Written exercise: Leave out any picture and return the remaining listing below exactly as given.

Dataset records:

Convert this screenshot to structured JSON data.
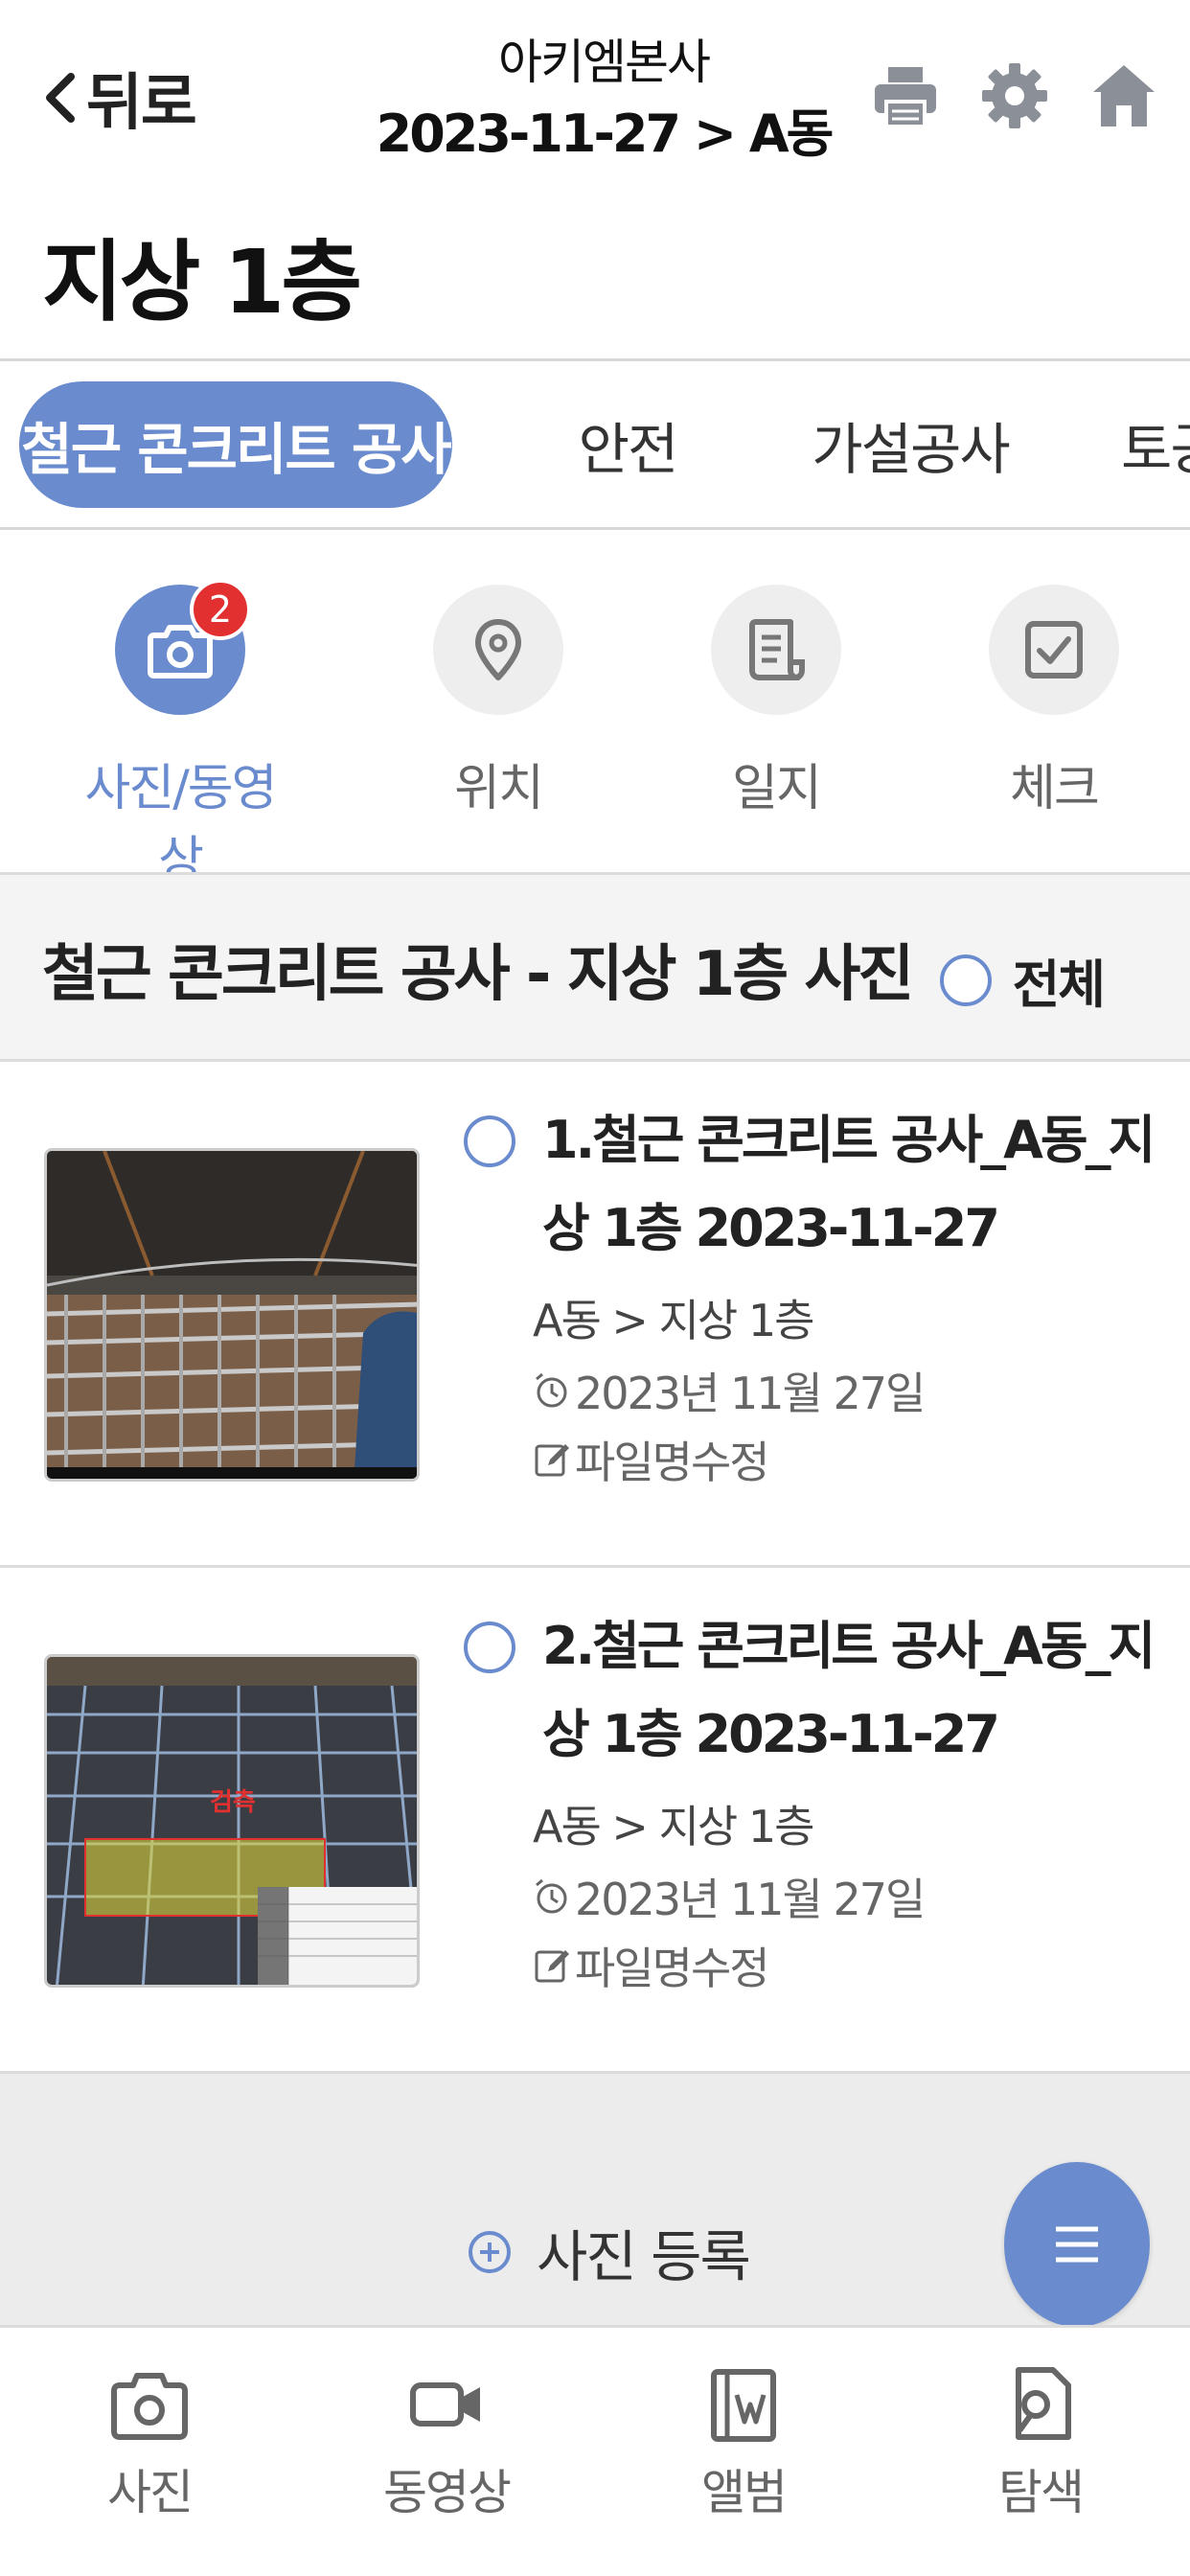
{
  "header": {
    "back_label": "뒤로",
    "company": "아키엠본사",
    "path": "2023-11-27 > A동",
    "icons": [
      "printer-icon",
      "gear-icon",
      "home-icon"
    ]
  },
  "page_title": "지상 1층",
  "tabs": [
    {
      "label": "철근 콘크리트 공사",
      "active": true
    },
    {
      "label": "안전",
      "active": false
    },
    {
      "label": "가설공사",
      "active": false
    },
    {
      "label": "토공",
      "active": false
    }
  ],
  "menu": [
    {
      "label": "사진/동영상",
      "icon": "camera-icon",
      "active": true,
      "badge": "2"
    },
    {
      "label": "위치",
      "icon": "location-pin-icon",
      "active": false
    },
    {
      "label": "일지",
      "icon": "document-icon",
      "active": false
    },
    {
      "label": "체크",
      "icon": "checkbox-icon",
      "active": false
    }
  ],
  "section": {
    "title": "철근 콘크리트 공사 - 지상 1층 사진",
    "select_all_label": "전체"
  },
  "items": [
    {
      "title": "1.철근 콘크리트 공사_A동_지상 1층 2023-11-27",
      "location": "A동 > 지상 1층",
      "date": "2023년 11월 27일",
      "edit_label": "파일명수정"
    },
    {
      "title": "2.철근 콘크리트 공사_A동_지상 1층 2023-11-27",
      "location": "A동 > 지상 1층",
      "date": "2023년 11월 27일",
      "edit_label": "파일명수정",
      "overlay_text": "검측"
    }
  ],
  "register_label": "사진 등록",
  "bottom_nav": [
    {
      "label": "사진",
      "icon": "camera-icon"
    },
    {
      "label": "동영상",
      "icon": "video-icon"
    },
    {
      "label": "앨범",
      "icon": "album-icon"
    },
    {
      "label": "탐색",
      "icon": "file-search-icon"
    }
  ],
  "colors": {
    "accent": "#6a8bcd",
    "badge": "#e23030",
    "icon_gray": "#8a8f98"
  }
}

The completed task:
Convert this screenshot to structured JSON data.
{
  "header": {
    "back_label": "뒤로",
    "company": "아키엠본사",
    "path": "2023-11-27 > A동",
    "icons": [
      "printer-icon",
      "gear-icon",
      "home-icon"
    ]
  },
  "page_title": "지상 1층",
  "tabs": [
    {
      "label": "철근 콘크리트 공사",
      "active": true
    },
    {
      "label": "안전",
      "active": false
    },
    {
      "label": "가설공사",
      "active": false
    },
    {
      "label": "토공",
      "active": false
    }
  ],
  "menu": [
    {
      "label": "사진/동영상",
      "icon": "camera-icon",
      "active": true,
      "badge": "2"
    },
    {
      "label": "위치",
      "icon": "location-pin-icon",
      "active": false
    },
    {
      "label": "일지",
      "icon": "document-icon",
      "active": false
    },
    {
      "label": "체크",
      "icon": "checkbox-icon",
      "active": false
    }
  ],
  "section": {
    "title": "철근 콘크리트 공사 - 지상 1층 사진",
    "select_all_label": "전체"
  },
  "items": [
    {
      "title": "1.철근 콘크리트 공사_A동_지상 1층 2023-11-27",
      "location": "A동 > 지상 1층",
      "date": "2023년 11월 27일",
      "edit_label": "파일명수정"
    },
    {
      "title": "2.철근 콘크리트 공사_A동_지상 1층 2023-11-27",
      "location": "A동 > 지상 1층",
      "date": "2023년 11월 27일",
      "edit_label": "파일명수정",
      "overlay_text": "검측"
    }
  ],
  "register_label": "사진 등록",
  "bottom_nav": [
    {
      "label": "사진",
      "icon": "camera-icon"
    },
    {
      "label": "동영상",
      "icon": "video-icon"
    },
    {
      "label": "앨범",
      "icon": "album-icon"
    },
    {
      "label": "탐색",
      "icon": "file-search-icon"
    }
  ],
  "colors": {
    "accent": "#6a8bcd",
    "badge": "#e23030",
    "icon_gray": "#8a8f98"
  }
}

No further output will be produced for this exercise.